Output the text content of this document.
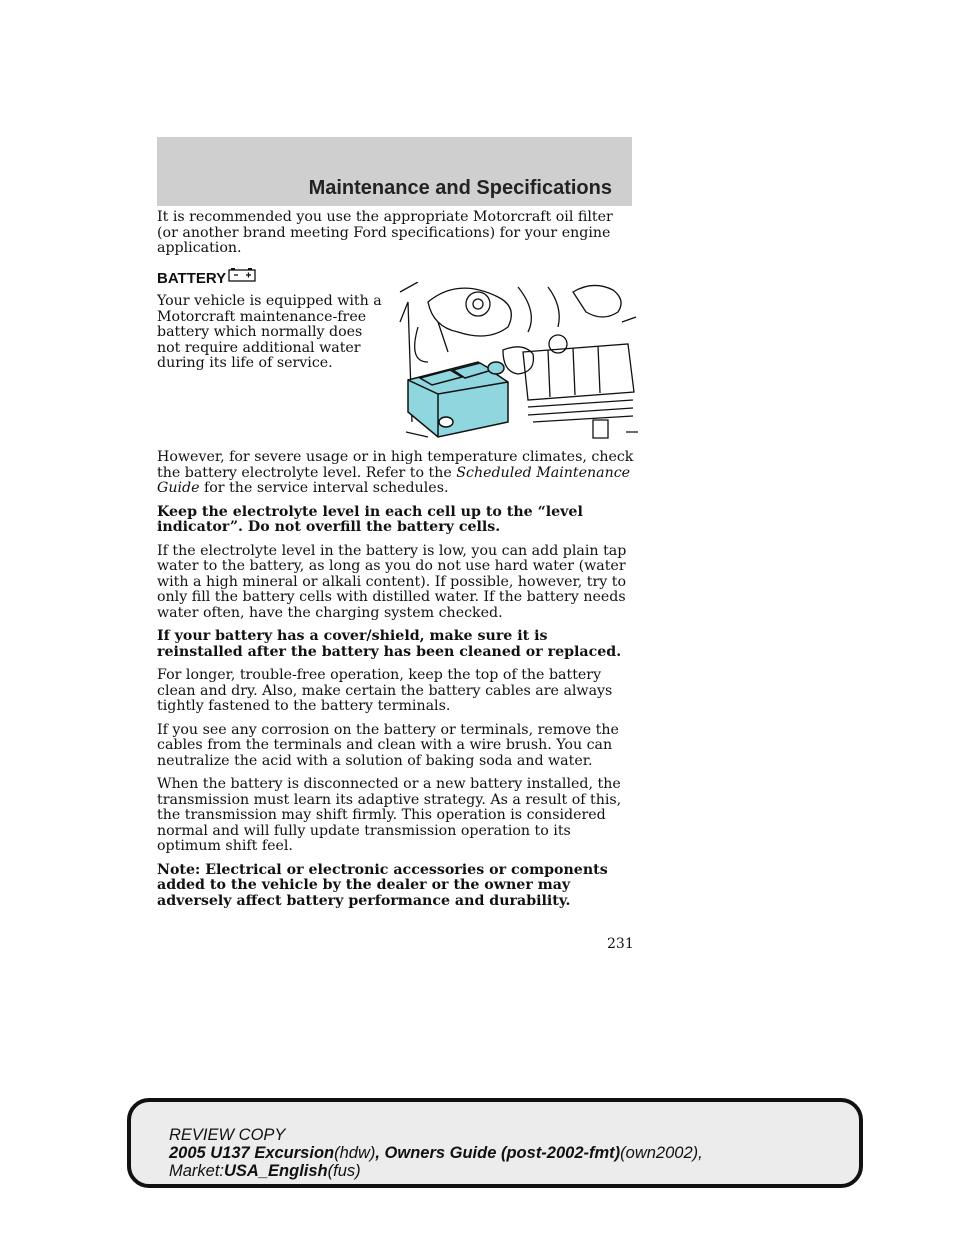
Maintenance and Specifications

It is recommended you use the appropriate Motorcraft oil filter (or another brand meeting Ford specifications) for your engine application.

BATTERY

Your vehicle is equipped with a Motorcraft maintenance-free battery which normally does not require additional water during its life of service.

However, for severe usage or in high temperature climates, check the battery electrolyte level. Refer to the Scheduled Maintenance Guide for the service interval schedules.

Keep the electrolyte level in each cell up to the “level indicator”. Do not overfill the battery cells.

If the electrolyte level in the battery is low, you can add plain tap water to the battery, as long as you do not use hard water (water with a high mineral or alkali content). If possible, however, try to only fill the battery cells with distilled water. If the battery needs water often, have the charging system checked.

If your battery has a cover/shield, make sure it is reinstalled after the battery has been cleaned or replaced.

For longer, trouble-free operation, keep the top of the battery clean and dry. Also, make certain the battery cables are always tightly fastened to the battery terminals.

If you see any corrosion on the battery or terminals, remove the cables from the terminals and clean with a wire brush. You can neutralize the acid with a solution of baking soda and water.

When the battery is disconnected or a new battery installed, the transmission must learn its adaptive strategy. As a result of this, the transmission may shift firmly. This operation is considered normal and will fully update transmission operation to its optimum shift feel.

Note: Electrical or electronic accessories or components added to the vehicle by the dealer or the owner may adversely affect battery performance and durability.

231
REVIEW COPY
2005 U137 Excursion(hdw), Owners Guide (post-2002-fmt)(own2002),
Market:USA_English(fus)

━━━━━━━━━━━━━━━━━━━━

▶ _Action item_:
Show, from the material above, each line that includes the string "make".

▶ _Output_:
If your battery has a cover/shield, make sure it is reinstalled after the battery has been cleaned or replaced.
For longer, trouble-free operation, keep the top of the battery clean and dry. Also, make certain the battery cables are always tightly fastened to the battery terminals.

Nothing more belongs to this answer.